**WORK REQUIRED**
Make an exact copy of the lines below.

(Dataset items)
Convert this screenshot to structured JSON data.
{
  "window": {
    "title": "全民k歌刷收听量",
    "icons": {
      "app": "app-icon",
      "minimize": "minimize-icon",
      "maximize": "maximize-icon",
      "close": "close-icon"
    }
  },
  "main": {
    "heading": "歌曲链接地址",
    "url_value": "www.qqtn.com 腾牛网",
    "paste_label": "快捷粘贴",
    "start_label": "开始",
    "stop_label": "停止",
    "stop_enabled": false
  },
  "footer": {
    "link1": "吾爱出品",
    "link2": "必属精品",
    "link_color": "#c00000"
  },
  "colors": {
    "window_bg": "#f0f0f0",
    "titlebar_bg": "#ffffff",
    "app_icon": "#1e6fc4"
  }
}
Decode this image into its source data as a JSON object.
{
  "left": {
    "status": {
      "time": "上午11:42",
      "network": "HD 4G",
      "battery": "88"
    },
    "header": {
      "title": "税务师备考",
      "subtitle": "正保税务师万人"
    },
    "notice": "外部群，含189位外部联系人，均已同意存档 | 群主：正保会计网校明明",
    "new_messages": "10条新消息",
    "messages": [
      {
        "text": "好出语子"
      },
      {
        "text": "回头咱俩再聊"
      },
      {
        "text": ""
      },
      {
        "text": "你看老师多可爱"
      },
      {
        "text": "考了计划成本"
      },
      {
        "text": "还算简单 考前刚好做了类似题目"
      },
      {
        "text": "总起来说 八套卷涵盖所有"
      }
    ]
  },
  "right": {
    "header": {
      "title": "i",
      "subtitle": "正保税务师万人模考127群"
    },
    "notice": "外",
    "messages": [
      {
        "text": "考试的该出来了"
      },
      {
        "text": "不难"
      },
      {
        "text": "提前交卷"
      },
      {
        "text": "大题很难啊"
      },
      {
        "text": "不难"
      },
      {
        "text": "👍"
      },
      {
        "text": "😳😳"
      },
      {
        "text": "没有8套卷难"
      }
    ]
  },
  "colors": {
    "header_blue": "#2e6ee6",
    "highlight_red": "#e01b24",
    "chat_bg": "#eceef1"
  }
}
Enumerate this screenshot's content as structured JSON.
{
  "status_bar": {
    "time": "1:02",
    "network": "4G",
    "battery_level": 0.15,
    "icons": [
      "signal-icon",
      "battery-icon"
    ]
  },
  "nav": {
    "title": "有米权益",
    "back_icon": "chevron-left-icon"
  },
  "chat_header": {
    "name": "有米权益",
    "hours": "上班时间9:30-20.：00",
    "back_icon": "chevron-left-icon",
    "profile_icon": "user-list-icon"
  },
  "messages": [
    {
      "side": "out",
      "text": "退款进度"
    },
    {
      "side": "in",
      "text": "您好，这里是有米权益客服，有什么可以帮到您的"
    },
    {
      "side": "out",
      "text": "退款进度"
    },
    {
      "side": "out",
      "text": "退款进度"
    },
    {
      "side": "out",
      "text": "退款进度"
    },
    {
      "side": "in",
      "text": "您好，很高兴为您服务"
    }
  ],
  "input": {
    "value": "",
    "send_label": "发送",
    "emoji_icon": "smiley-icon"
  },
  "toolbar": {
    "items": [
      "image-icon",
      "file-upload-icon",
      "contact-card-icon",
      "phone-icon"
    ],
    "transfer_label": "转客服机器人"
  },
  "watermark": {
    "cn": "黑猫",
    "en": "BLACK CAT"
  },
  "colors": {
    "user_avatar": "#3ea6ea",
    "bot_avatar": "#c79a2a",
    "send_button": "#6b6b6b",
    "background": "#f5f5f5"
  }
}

**FINAL ANSWER**
Convert this screenshot to structured JSON data.
{
  "window": {
    "title": "全民k歌刷收听量",
    "icons": {
      "app": "app-icon",
      "minimize": "minimize-icon",
      "maximize": "maximize-icon",
      "close": "close-icon"
    }
  },
  "main": {
    "heading": "歌曲链接地址",
    "url_value": "www.qqtn.com 腾牛网",
    "paste_label": "快捷粘贴",
    "start_label": "开始",
    "stop_label": "停止",
    "stop_enabled": false
  },
  "footer": {
    "link1": "吾爱出品",
    "link2": "必属精品",
    "link_color": "#c00000"
  },
  "colors": {
    "window_bg": "#f0f0f0",
    "titlebar_bg": "#ffffff",
    "app_icon": "#1e6fc4"
  }
}
Decode this image into its source data as a JSON object.
{
  "left": {
    "status": {
      "time": "上午11:42",
      "network": "HD 4G",
      "battery": "88"
    },
    "header": {
      "title": "税务师备考",
      "subtitle": "正保税务师万人"
    },
    "notice": "外部群，含189位外部联系人，均已同意存档 | 群主：正保会计网校明明",
    "new_messages": "10条新消息",
    "messages": [
      {
        "text": "好出语子"
      },
      {
        "text": "回头咱俩再聊"
      },
      {
        "text": ""
      },
      {
        "text": "你看老师多可爱"
      },
      {
        "text": "考了计划成本"
      },
      {
        "text": "还算简单 考前刚好做了类似题目"
      },
      {
        "text": "总起来说 八套卷涵盖所有"
      }
    ]
  },
  "right": {
    "header": {
      "title": "i",
      "subtitle": "正保税务师万人模考127群"
    },
    "notice": "外",
    "messages": [
      {
        "text": "考试的该出来了"
      },
      {
        "text": "不难"
      },
      {
        "text": "提前交卷"
      },
      {
        "text": "大题很难啊"
      },
      {
        "text": "不难"
      },
      {
        "text": "👍"
      },
      {
        "text": "😳😳"
      },
      {
        "text": "没有8套卷难"
      }
    ]
  },
  "colors": {
    "header_blue": "#2e6ee6",
    "highlight_red": "#e01b24",
    "chat_bg": "#eceef1"
  }
}
Enumerate this screenshot's content as structured JSON.
{
  "status_bar": {
    "time": "1:02",
    "network": "4G",
    "battery_level": 0.15,
    "icons": [
      "signal-icon",
      "battery-icon"
    ]
  },
  "nav": {
    "title": "有米权益",
    "back_icon": "chevron-left-icon"
  },
  "chat_header": {
    "name": "有米权益",
    "hours": "上班时间9:30-20.：00",
    "back_icon": "chevron-left-icon",
    "profile_icon": "user-list-icon"
  },
  "messages": [
    {
      "side": "out",
      "text": "退款进度"
    },
    {
      "side": "in",
      "text": "您好，这里是有米权益客服，有什么可以帮到您的"
    },
    {
      "side": "out",
      "text": "退款进度"
    },
    {
      "side": "out",
      "text": "退款进度"
    },
    {
      "side": "out",
      "text": "退款进度"
    },
    {
      "side": "in",
      "text": "您好，很高兴为您服务"
    }
  ],
  "input": {
    "value": "",
    "send_label": "发送",
    "emoji_icon": "smiley-icon"
  },
  "toolbar": {
    "items": [
      "image-icon",
      "file-upload-icon",
      "contact-card-icon",
      "phone-icon"
    ],
    "transfer_label": "转客服机器人"
  },
  "watermark": {
    "cn": "黑猫",
    "en": "BLACK CAT"
  },
  "colors": {
    "user_avatar": "#3ea6ea",
    "bot_avatar": "#c79a2a",
    "send_button": "#6b6b6b",
    "background": "#f5f5f5"
  }
}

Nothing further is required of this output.